→ **Short problem**
Reproduce all entries verbatim, with nothing added or dropped.

(A run of records)
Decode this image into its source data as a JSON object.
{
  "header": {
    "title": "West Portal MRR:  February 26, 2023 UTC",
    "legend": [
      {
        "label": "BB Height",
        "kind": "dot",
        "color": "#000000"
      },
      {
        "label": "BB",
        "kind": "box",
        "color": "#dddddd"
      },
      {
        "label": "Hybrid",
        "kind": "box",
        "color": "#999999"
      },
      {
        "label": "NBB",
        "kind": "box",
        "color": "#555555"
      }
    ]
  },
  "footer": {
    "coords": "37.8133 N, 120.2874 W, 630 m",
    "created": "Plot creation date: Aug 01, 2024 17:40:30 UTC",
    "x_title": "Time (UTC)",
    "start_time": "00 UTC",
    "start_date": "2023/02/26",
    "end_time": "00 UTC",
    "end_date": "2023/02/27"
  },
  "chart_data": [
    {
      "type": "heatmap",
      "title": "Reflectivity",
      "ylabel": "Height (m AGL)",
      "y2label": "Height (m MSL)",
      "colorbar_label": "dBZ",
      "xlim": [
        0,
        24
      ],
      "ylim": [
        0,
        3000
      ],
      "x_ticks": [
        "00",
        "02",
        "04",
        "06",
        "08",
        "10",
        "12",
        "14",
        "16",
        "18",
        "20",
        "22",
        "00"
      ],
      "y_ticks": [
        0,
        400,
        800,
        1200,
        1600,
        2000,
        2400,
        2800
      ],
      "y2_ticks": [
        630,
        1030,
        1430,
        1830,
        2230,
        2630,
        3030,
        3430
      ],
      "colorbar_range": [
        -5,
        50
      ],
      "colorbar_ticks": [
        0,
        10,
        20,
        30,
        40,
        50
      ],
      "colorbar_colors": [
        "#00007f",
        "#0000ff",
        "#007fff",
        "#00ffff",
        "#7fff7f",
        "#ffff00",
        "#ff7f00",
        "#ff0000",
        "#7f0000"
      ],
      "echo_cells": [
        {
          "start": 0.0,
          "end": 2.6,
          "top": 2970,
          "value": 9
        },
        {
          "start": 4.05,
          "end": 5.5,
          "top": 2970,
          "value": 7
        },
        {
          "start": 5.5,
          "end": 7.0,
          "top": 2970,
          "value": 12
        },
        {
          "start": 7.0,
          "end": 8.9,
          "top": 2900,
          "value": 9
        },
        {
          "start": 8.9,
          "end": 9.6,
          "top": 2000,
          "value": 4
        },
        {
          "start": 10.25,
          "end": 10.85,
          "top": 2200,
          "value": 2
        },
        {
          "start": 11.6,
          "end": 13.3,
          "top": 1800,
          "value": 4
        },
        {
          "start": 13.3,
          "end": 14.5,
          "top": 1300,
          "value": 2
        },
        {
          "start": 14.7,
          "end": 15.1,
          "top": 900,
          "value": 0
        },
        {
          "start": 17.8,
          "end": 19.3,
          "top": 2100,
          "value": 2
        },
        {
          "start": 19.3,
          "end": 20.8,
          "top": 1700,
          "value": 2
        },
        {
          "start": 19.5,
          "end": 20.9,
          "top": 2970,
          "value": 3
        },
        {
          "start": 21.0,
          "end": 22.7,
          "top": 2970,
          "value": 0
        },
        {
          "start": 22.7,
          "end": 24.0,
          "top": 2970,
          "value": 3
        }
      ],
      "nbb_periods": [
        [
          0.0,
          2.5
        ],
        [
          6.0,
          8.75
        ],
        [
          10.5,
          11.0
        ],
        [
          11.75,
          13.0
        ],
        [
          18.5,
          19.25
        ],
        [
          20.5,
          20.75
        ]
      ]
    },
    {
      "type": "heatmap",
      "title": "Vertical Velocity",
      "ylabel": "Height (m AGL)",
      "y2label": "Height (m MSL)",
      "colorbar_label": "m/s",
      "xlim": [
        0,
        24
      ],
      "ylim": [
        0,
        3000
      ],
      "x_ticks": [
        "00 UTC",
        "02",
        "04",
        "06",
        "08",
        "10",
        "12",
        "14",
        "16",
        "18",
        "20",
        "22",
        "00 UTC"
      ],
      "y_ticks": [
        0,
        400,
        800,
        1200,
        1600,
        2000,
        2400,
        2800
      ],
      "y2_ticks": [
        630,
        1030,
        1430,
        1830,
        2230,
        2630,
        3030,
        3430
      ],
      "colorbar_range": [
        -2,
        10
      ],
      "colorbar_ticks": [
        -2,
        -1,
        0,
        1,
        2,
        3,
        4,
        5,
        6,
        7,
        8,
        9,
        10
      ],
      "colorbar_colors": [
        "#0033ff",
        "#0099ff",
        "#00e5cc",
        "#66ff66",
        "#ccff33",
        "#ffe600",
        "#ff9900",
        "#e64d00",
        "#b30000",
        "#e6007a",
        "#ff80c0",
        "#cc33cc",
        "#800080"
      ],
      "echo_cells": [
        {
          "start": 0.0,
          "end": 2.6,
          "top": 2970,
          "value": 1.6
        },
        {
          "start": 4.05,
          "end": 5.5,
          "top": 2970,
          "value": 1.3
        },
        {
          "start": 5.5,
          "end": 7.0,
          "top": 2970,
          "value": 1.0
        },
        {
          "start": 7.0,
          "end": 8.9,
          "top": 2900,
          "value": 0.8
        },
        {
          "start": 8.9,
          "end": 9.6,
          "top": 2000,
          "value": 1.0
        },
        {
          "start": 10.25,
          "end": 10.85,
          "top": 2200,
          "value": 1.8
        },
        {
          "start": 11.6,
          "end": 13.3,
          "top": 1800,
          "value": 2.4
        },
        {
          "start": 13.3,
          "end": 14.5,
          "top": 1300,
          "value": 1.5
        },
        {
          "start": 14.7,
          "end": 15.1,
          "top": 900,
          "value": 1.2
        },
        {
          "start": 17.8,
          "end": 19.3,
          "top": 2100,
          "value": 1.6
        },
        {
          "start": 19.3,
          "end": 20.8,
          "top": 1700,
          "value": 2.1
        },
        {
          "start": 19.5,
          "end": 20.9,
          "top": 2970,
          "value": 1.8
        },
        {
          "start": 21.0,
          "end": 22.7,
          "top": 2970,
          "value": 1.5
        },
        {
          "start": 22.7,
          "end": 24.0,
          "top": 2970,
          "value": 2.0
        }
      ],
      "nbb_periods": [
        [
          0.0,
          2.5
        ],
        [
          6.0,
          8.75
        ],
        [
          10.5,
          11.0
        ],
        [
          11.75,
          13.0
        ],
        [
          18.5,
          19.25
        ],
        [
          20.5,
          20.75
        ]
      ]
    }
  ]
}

→ **Result**
Decode this image into its source data as a JSON object.
{
  "header": {
    "title": "West Portal MRR:  February 26, 2023 UTC",
    "legend": [
      {
        "label": "BB Height",
        "kind": "dot",
        "color": "#000000"
      },
      {
        "label": "BB",
        "kind": "box",
        "color": "#dddddd"
      },
      {
        "label": "Hybrid",
        "kind": "box",
        "color": "#999999"
      },
      {
        "label": "NBB",
        "kind": "box",
        "color": "#555555"
      }
    ]
  },
  "footer": {
    "coords": "37.8133 N, 120.2874 W, 630 m",
    "created": "Plot creation date: Aug 01, 2024 17:40:30 UTC",
    "x_title": "Time (UTC)",
    "start_time": "00 UTC",
    "start_date": "2023/02/26",
    "end_time": "00 UTC",
    "end_date": "2023/02/27"
  },
  "chart_data": [
    {
      "type": "heatmap",
      "title": "Reflectivity",
      "ylabel": "Height (m AGL)",
      "y2label": "Height (m MSL)",
      "colorbar_label": "dBZ",
      "xlim": [
        0,
        24
      ],
      "ylim": [
        0,
        3000
      ],
      "x_ticks": [
        "00",
        "02",
        "04",
        "06",
        "08",
        "10",
        "12",
        "14",
        "16",
        "18",
        "20",
        "22",
        "00"
      ],
      "y_ticks": [
        0,
        400,
        800,
        1200,
        1600,
        2000,
        2400,
        2800
      ],
      "y2_ticks": [
        630,
        1030,
        1430,
        1830,
        2230,
        2630,
        3030,
        3430
      ],
      "colorbar_range": [
        -5,
        50
      ],
      "colorbar_ticks": [
        0,
        10,
        20,
        30,
        40,
        50
      ],
      "colorbar_colors": [
        "#00007f",
        "#0000ff",
        "#007fff",
        "#00ffff",
        "#7fff7f",
        "#ffff00",
        "#ff7f00",
        "#ff0000",
        "#7f0000"
      ],
      "echo_cells": [
        {
          "start": 0.0,
          "end": 2.6,
          "top": 2970,
          "value": 9
        },
        {
          "start": 4.05,
          "end": 5.5,
          "top": 2970,
          "value": 7
        },
        {
          "start": 5.5,
          "end": 7.0,
          "top": 2970,
          "value": 12
        },
        {
          "start": 7.0,
          "end": 8.9,
          "top": 2900,
          "value": 9
        },
        {
          "start": 8.9,
          "end": 9.6,
          "top": 2000,
          "value": 4
        },
        {
          "start": 10.25,
          "end": 10.85,
          "top": 2200,
          "value": 2
        },
        {
          "start": 11.6,
          "end": 13.3,
          "top": 1800,
          "value": 4
        },
        {
          "start": 13.3,
          "end": 14.5,
          "top": 1300,
          "value": 2
        },
        {
          "start": 14.7,
          "end": 15.1,
          "top": 900,
          "value": 0
        },
        {
          "start": 17.8,
          "end": 19.3,
          "top": 2100,
          "value": 2
        },
        {
          "start": 19.3,
          "end": 20.8,
          "top": 1700,
          "value": 2
        },
        {
          "start": 19.5,
          "end": 20.9,
          "top": 2970,
          "value": 3
        },
        {
          "start": 21.0,
          "end": 22.7,
          "top": 2970,
          "value": 0
        },
        {
          "start": 22.7,
          "end": 24.0,
          "top": 2970,
          "value": 3
        }
      ],
      "nbb_periods": [
        [
          0.0,
          2.5
        ],
        [
          6.0,
          8.75
        ],
        [
          10.5,
          11.0
        ],
        [
          11.75,
          13.0
        ],
        [
          18.5,
          19.25
        ],
        [
          20.5,
          20.75
        ]
      ]
    },
    {
      "type": "heatmap",
      "title": "Vertical Velocity",
      "ylabel": "Height (m AGL)",
      "y2label": "Height (m MSL)",
      "colorbar_label": "m/s",
      "xlim": [
        0,
        24
      ],
      "ylim": [
        0,
        3000
      ],
      "x_ticks": [
        "00 UTC",
        "02",
        "04",
        "06",
        "08",
        "10",
        "12",
        "14",
        "16",
        "18",
        "20",
        "22",
        "00 UTC"
      ],
      "y_ticks": [
        0,
        400,
        800,
        1200,
        1600,
        2000,
        2400,
        2800
      ],
      "y2_ticks": [
        630,
        1030,
        1430,
        1830,
        2230,
        2630,
        3030,
        3430
      ],
      "colorbar_range": [
        -2,
        10
      ],
      "colorbar_ticks": [
        -2,
        -1,
        0,
        1,
        2,
        3,
        4,
        5,
        6,
        7,
        8,
        9,
        10
      ],
      "colorbar_colors": [
        "#0033ff",
        "#0099ff",
        "#00e5cc",
        "#66ff66",
        "#ccff33",
        "#ffe600",
        "#ff9900",
        "#e64d00",
        "#b30000",
        "#e6007a",
        "#ff80c0",
        "#cc33cc",
        "#800080"
      ],
      "echo_cells": [
        {
          "start": 0.0,
          "end": 2.6,
          "top": 2970,
          "value": 1.6
        },
        {
          "start": 4.05,
          "end": 5.5,
          "top": 2970,
          "value": 1.3
        },
        {
          "start": 5.5,
          "end": 7.0,
          "top": 2970,
          "value": 1.0
        },
        {
          "start": 7.0,
          "end": 8.9,
          "top": 2900,
          "value": 0.8
        },
        {
          "start": 8.9,
          "end": 9.6,
          "top": 2000,
          "value": 1.0
        },
        {
          "start": 10.25,
          "end": 10.85,
          "top": 2200,
          "value": 1.8
        },
        {
          "start": 11.6,
          "end": 13.3,
          "top": 1800,
          "value": 2.4
        },
        {
          "start": 13.3,
          "end": 14.5,
          "top": 1300,
          "value": 1.5
        },
        {
          "start": 14.7,
          "end": 15.1,
          "top": 900,
          "value": 1.2
        },
        {
          "start": 17.8,
          "end": 19.3,
          "top": 2100,
          "value": 1.6
        },
        {
          "start": 19.3,
          "end": 20.8,
          "top": 1700,
          "value": 2.1
        },
        {
          "start": 19.5,
          "end": 20.9,
          "top": 2970,
          "value": 1.8
        },
        {
          "start": 21.0,
          "end": 22.7,
          "top": 2970,
          "value": 1.5
        },
        {
          "start": 22.7,
          "end": 24.0,
          "top": 2970,
          "value": 2.0
        }
      ],
      "nbb_periods": [
        [
          0.0,
          2.5
        ],
        [
          6.0,
          8.75
        ],
        [
          10.5,
          11.0
        ],
        [
          11.75,
          13.0
        ],
        [
          18.5,
          19.25
        ],
        [
          20.5,
          20.75
        ]
      ]
    }
  ]
}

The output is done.